━━ Records to process ━━

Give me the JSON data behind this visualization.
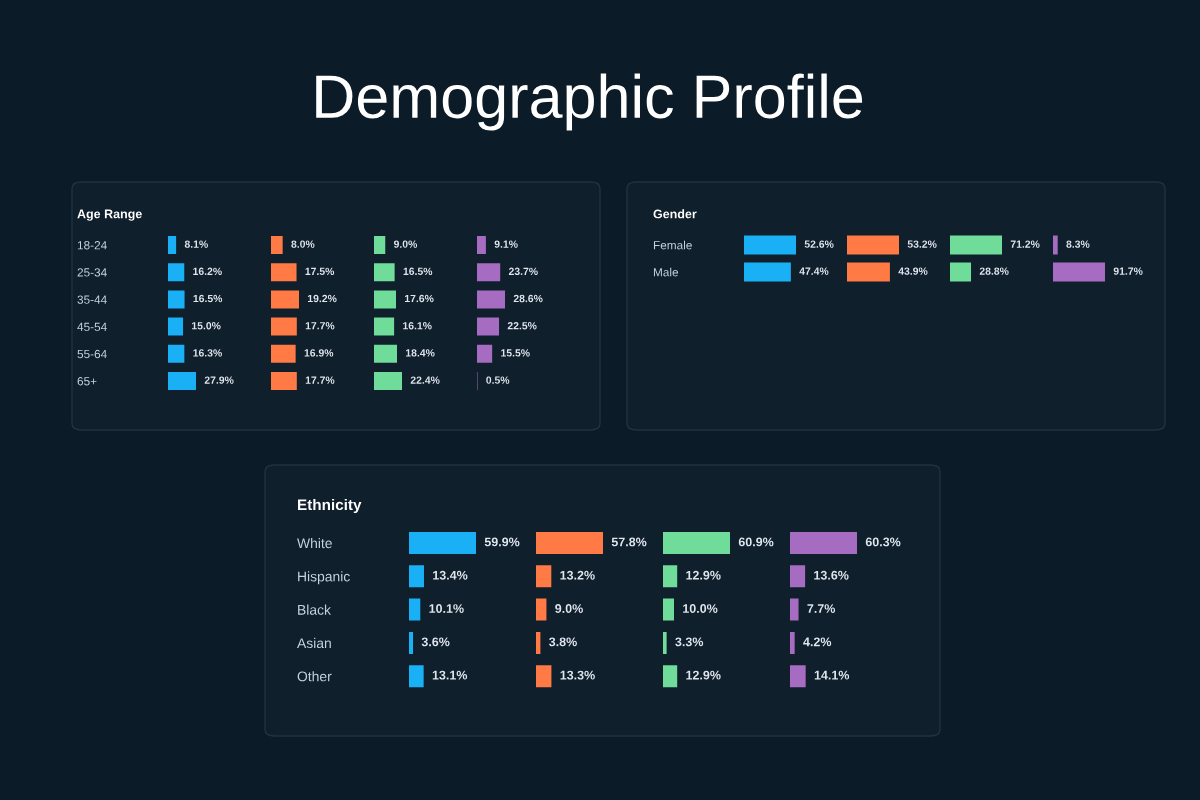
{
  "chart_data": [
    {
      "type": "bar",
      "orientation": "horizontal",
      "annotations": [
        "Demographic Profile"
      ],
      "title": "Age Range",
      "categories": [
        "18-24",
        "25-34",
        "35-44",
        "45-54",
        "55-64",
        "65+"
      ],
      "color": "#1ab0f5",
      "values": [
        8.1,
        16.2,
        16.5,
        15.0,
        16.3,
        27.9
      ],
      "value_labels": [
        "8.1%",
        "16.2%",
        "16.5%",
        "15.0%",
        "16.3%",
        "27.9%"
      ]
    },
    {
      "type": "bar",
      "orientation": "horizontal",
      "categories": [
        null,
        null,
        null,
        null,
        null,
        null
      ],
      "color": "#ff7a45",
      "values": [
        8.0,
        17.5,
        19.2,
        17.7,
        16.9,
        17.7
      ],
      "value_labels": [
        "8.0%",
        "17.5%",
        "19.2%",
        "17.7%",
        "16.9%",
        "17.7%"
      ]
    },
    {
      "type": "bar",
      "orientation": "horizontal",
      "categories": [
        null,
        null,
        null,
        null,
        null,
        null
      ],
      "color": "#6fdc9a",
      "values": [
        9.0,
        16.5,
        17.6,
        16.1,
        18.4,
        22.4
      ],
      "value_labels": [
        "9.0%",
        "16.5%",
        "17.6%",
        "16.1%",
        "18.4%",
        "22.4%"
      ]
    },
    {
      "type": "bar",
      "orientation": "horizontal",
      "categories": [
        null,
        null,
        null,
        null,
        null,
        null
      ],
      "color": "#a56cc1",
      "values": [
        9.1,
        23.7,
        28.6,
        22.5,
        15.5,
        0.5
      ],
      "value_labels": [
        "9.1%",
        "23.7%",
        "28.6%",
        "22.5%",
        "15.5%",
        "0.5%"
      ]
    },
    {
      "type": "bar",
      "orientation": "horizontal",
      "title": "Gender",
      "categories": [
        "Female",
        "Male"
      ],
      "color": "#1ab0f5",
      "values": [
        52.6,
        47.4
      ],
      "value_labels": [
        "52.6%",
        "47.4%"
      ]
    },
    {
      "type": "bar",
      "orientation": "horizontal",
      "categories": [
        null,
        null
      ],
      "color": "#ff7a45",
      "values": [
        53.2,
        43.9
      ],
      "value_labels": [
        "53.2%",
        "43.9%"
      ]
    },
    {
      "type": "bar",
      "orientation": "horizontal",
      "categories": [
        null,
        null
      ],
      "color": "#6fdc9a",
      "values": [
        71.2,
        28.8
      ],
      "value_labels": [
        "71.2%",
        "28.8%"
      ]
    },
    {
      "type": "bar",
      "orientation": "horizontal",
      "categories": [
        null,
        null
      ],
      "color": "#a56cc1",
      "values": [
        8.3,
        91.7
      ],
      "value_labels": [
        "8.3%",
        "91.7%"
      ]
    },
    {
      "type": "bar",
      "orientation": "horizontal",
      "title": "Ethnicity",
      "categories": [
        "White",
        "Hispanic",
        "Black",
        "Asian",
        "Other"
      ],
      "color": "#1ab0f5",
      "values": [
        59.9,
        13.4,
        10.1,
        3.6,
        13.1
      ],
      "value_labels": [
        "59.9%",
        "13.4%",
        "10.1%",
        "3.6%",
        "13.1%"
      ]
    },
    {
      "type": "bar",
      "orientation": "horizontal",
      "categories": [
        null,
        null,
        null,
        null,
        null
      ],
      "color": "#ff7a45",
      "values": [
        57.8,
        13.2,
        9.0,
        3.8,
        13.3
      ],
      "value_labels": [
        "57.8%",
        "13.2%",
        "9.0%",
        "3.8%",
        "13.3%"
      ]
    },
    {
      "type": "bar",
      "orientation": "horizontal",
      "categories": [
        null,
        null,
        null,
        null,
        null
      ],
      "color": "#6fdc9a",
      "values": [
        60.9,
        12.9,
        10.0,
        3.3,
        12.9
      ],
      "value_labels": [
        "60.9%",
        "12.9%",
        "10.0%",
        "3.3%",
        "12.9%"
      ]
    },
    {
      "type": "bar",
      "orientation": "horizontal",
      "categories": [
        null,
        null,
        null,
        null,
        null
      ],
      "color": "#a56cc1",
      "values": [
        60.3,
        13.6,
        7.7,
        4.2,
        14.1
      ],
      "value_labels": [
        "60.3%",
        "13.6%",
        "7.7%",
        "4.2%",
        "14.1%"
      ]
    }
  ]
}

━━━

--- Problem to solve ---
Reproduce the records verbatim, omitting all images they contain.

--- Correct response ---
Give me the JSON data behind this visualization.
{
  "chart_data": [
    {
      "type": "bar",
      "orientation": "horizontal",
      "annotations": [
        "Demographic Profile"
      ],
      "title": "Age Range",
      "categories": [
        "18-24",
        "25-34",
        "35-44",
        "45-54",
        "55-64",
        "65+"
      ],
      "color": "#1ab0f5",
      "values": [
        8.1,
        16.2,
        16.5,
        15.0,
        16.3,
        27.9
      ],
      "value_labels": [
        "8.1%",
        "16.2%",
        "16.5%",
        "15.0%",
        "16.3%",
        "27.9%"
      ]
    },
    {
      "type": "bar",
      "orientation": "horizontal",
      "categories": [
        null,
        null,
        null,
        null,
        null,
        null
      ],
      "color": "#ff7a45",
      "values": [
        8.0,
        17.5,
        19.2,
        17.7,
        16.9,
        17.7
      ],
      "value_labels": [
        "8.0%",
        "17.5%",
        "19.2%",
        "17.7%",
        "16.9%",
        "17.7%"
      ]
    },
    {
      "type": "bar",
      "orientation": "horizontal",
      "categories": [
        null,
        null,
        null,
        null,
        null,
        null
      ],
      "color": "#6fdc9a",
      "values": [
        9.0,
        16.5,
        17.6,
        16.1,
        18.4,
        22.4
      ],
      "value_labels": [
        "9.0%",
        "16.5%",
        "17.6%",
        "16.1%",
        "18.4%",
        "22.4%"
      ]
    },
    {
      "type": "bar",
      "orientation": "horizontal",
      "categories": [
        null,
        null,
        null,
        null,
        null,
        null
      ],
      "color": "#a56cc1",
      "values": [
        9.1,
        23.7,
        28.6,
        22.5,
        15.5,
        0.5
      ],
      "value_labels": [
        "9.1%",
        "23.7%",
        "28.6%",
        "22.5%",
        "15.5%",
        "0.5%"
      ]
    },
    {
      "type": "bar",
      "orientation": "horizontal",
      "title": "Gender",
      "categories": [
        "Female",
        "Male"
      ],
      "color": "#1ab0f5",
      "values": [
        52.6,
        47.4
      ],
      "value_labels": [
        "52.6%",
        "47.4%"
      ]
    },
    {
      "type": "bar",
      "orientation": "horizontal",
      "categories": [
        null,
        null
      ],
      "color": "#ff7a45",
      "values": [
        53.2,
        43.9
      ],
      "value_labels": [
        "53.2%",
        "43.9%"
      ]
    },
    {
      "type": "bar",
      "orientation": "horizontal",
      "categories": [
        null,
        null
      ],
      "color": "#6fdc9a",
      "values": [
        71.2,
        28.8
      ],
      "value_labels": [
        "71.2%",
        "28.8%"
      ]
    },
    {
      "type": "bar",
      "orientation": "horizontal",
      "categories": [
        null,
        null
      ],
      "color": "#a56cc1",
      "values": [
        8.3,
        91.7
      ],
      "value_labels": [
        "8.3%",
        "91.7%"
      ]
    },
    {
      "type": "bar",
      "orientation": "horizontal",
      "title": "Ethnicity",
      "categories": [
        "White",
        "Hispanic",
        "Black",
        "Asian",
        "Other"
      ],
      "color": "#1ab0f5",
      "values": [
        59.9,
        13.4,
        10.1,
        3.6,
        13.1
      ],
      "value_labels": [
        "59.9%",
        "13.4%",
        "10.1%",
        "3.6%",
        "13.1%"
      ]
    },
    {
      "type": "bar",
      "orientation": "horizontal",
      "categories": [
        null,
        null,
        null,
        null,
        null
      ],
      "color": "#ff7a45",
      "values": [
        57.8,
        13.2,
        9.0,
        3.8,
        13.3
      ],
      "value_labels": [
        "57.8%",
        "13.2%",
        "9.0%",
        "3.8%",
        "13.3%"
      ]
    },
    {
      "type": "bar",
      "orientation": "horizontal",
      "categories": [
        null,
        null,
        null,
        null,
        null
      ],
      "color": "#6fdc9a",
      "values": [
        60.9,
        12.9,
        10.0,
        3.3,
        12.9
      ],
      "value_labels": [
        "60.9%",
        "12.9%",
        "10.0%",
        "3.3%",
        "12.9%"
      ]
    },
    {
      "type": "bar",
      "orientation": "horizontal",
      "categories": [
        null,
        null,
        null,
        null,
        null
      ],
      "color": "#a56cc1",
      "values": [
        60.3,
        13.6,
        7.7,
        4.2,
        14.1
      ],
      "value_labels": [
        "60.3%",
        "13.6%",
        "7.7%",
        "4.2%",
        "14.1%"
      ]
    }
  ]
}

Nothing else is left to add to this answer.